Figure dataset records:
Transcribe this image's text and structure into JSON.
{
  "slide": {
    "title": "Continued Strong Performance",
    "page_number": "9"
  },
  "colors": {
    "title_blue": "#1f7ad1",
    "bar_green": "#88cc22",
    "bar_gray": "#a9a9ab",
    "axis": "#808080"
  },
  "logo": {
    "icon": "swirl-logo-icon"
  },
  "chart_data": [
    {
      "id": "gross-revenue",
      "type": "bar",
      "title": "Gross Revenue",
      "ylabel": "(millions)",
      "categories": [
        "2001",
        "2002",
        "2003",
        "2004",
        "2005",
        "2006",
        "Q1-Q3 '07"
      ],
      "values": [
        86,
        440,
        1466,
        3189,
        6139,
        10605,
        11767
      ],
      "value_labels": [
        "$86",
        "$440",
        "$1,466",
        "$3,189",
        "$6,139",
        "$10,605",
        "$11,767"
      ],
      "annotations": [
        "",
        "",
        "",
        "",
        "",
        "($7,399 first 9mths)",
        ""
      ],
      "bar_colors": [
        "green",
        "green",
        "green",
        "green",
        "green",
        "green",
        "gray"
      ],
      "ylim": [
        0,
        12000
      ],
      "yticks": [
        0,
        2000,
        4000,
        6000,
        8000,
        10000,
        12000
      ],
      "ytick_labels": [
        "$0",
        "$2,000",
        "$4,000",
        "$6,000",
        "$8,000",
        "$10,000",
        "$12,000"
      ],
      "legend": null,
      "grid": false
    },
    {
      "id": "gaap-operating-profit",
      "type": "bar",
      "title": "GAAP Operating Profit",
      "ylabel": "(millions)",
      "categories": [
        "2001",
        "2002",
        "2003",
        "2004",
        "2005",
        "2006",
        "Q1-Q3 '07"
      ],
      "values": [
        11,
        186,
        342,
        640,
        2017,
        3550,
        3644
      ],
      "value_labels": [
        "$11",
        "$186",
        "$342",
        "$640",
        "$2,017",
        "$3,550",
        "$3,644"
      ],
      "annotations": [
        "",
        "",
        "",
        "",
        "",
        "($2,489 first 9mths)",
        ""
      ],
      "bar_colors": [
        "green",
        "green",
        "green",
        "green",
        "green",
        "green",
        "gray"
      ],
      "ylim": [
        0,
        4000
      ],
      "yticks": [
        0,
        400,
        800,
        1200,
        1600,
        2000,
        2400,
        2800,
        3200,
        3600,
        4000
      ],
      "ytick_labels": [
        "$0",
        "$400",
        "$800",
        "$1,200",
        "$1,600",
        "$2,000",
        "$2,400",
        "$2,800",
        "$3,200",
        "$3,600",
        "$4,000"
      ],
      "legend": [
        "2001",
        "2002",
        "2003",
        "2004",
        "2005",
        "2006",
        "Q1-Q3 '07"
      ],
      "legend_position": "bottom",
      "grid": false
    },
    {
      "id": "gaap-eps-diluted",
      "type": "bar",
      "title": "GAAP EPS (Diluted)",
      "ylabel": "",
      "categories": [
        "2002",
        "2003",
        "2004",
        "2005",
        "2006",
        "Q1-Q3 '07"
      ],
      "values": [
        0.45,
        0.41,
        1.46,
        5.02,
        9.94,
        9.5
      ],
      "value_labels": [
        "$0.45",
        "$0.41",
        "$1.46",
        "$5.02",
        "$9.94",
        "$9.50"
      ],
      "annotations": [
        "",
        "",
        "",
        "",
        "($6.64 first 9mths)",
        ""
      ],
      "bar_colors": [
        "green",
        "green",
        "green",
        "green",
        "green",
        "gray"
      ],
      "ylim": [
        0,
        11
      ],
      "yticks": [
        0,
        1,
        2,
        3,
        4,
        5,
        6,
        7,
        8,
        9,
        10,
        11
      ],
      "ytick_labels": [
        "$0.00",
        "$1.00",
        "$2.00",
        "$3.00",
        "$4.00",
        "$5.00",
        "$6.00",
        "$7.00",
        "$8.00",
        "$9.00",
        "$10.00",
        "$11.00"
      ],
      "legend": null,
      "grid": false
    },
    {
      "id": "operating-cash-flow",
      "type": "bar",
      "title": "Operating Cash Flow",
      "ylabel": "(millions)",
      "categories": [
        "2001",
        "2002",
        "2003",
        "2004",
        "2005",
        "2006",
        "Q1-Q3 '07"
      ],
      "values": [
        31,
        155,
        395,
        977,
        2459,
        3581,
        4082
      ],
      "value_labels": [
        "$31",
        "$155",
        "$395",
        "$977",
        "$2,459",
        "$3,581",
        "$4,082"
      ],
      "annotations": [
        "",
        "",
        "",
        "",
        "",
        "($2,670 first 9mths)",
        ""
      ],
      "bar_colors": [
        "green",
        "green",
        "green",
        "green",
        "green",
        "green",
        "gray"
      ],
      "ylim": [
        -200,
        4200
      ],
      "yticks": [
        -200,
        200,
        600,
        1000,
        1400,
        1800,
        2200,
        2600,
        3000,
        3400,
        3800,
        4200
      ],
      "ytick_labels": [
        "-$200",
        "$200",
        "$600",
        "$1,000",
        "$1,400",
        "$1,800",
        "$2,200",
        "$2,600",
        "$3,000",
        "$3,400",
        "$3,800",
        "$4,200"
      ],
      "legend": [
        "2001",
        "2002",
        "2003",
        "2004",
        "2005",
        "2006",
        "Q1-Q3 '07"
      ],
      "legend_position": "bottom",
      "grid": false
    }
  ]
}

TASK OBJECTIVE: Using the data above, output each line exactly.

CORRECT RESPONSE:
Transcribe this image's text and structure into JSON.
{
  "slide": {
    "title": "Continued Strong Performance",
    "page_number": "9"
  },
  "colors": {
    "title_blue": "#1f7ad1",
    "bar_green": "#88cc22",
    "bar_gray": "#a9a9ab",
    "axis": "#808080"
  },
  "logo": {
    "icon": "swirl-logo-icon"
  },
  "chart_data": [
    {
      "id": "gross-revenue",
      "type": "bar",
      "title": "Gross Revenue",
      "ylabel": "(millions)",
      "categories": [
        "2001",
        "2002",
        "2003",
        "2004",
        "2005",
        "2006",
        "Q1-Q3 '07"
      ],
      "values": [
        86,
        440,
        1466,
        3189,
        6139,
        10605,
        11767
      ],
      "value_labels": [
        "$86",
        "$440",
        "$1,466",
        "$3,189",
        "$6,139",
        "$10,605",
        "$11,767"
      ],
      "annotations": [
        "",
        "",
        "",
        "",
        "",
        "($7,399 first 9mths)",
        ""
      ],
      "bar_colors": [
        "green",
        "green",
        "green",
        "green",
        "green",
        "green",
        "gray"
      ],
      "ylim": [
        0,
        12000
      ],
      "yticks": [
        0,
        2000,
        4000,
        6000,
        8000,
        10000,
        12000
      ],
      "ytick_labels": [
        "$0",
        "$2,000",
        "$4,000",
        "$6,000",
        "$8,000",
        "$10,000",
        "$12,000"
      ],
      "legend": null,
      "grid": false
    },
    {
      "id": "gaap-operating-profit",
      "type": "bar",
      "title": "GAAP Operating Profit",
      "ylabel": "(millions)",
      "categories": [
        "2001",
        "2002",
        "2003",
        "2004",
        "2005",
        "2006",
        "Q1-Q3 '07"
      ],
      "values": [
        11,
        186,
        342,
        640,
        2017,
        3550,
        3644
      ],
      "value_labels": [
        "$11",
        "$186",
        "$342",
        "$640",
        "$2,017",
        "$3,550",
        "$3,644"
      ],
      "annotations": [
        "",
        "",
        "",
        "",
        "",
        "($2,489 first 9mths)",
        ""
      ],
      "bar_colors": [
        "green",
        "green",
        "green",
        "green",
        "green",
        "green",
        "gray"
      ],
      "ylim": [
        0,
        4000
      ],
      "yticks": [
        0,
        400,
        800,
        1200,
        1600,
        2000,
        2400,
        2800,
        3200,
        3600,
        4000
      ],
      "ytick_labels": [
        "$0",
        "$400",
        "$800",
        "$1,200",
        "$1,600",
        "$2,000",
        "$2,400",
        "$2,800",
        "$3,200",
        "$3,600",
        "$4,000"
      ],
      "legend": [
        "2001",
        "2002",
        "2003",
        "2004",
        "2005",
        "2006",
        "Q1-Q3 '07"
      ],
      "legend_position": "bottom",
      "grid": false
    },
    {
      "id": "gaap-eps-diluted",
      "type": "bar",
      "title": "GAAP EPS (Diluted)",
      "ylabel": "",
      "categories": [
        "2002",
        "2003",
        "2004",
        "2005",
        "2006",
        "Q1-Q3 '07"
      ],
      "values": [
        0.45,
        0.41,
        1.46,
        5.02,
        9.94,
        9.5
      ],
      "value_labels": [
        "$0.45",
        "$0.41",
        "$1.46",
        "$5.02",
        "$9.94",
        "$9.50"
      ],
      "annotations": [
        "",
        "",
        "",
        "",
        "($6.64 first 9mths)",
        ""
      ],
      "bar_colors": [
        "green",
        "green",
        "green",
        "green",
        "green",
        "gray"
      ],
      "ylim": [
        0,
        11
      ],
      "yticks": [
        0,
        1,
        2,
        3,
        4,
        5,
        6,
        7,
        8,
        9,
        10,
        11
      ],
      "ytick_labels": [
        "$0.00",
        "$1.00",
        "$2.00",
        "$3.00",
        "$4.00",
        "$5.00",
        "$6.00",
        "$7.00",
        "$8.00",
        "$9.00",
        "$10.00",
        "$11.00"
      ],
      "legend": null,
      "grid": false
    },
    {
      "id": "operating-cash-flow",
      "type": "bar",
      "title": "Operating Cash Flow",
      "ylabel": "(millions)",
      "categories": [
        "2001",
        "2002",
        "2003",
        "2004",
        "2005",
        "2006",
        "Q1-Q3 '07"
      ],
      "values": [
        31,
        155,
        395,
        977,
        2459,
        3581,
        4082
      ],
      "value_labels": [
        "$31",
        "$155",
        "$395",
        "$977",
        "$2,459",
        "$3,581",
        "$4,082"
      ],
      "annotations": [
        "",
        "",
        "",
        "",
        "",
        "($2,670 first 9mths)",
        ""
      ],
      "bar_colors": [
        "green",
        "green",
        "green",
        "green",
        "green",
        "green",
        "gray"
      ],
      "ylim": [
        -200,
        4200
      ],
      "yticks": [
        -200,
        200,
        600,
        1000,
        1400,
        1800,
        2200,
        2600,
        3000,
        3400,
        3800,
        4200
      ],
      "ytick_labels": [
        "-$200",
        "$200",
        "$600",
        "$1,000",
        "$1,400",
        "$1,800",
        "$2,200",
        "$2,600",
        "$3,000",
        "$3,400",
        "$3,800",
        "$4,200"
      ],
      "legend": [
        "2001",
        "2002",
        "2003",
        "2004",
        "2005",
        "2006",
        "Q1-Q3 '07"
      ],
      "legend_position": "bottom",
      "grid": false
    }
  ]
}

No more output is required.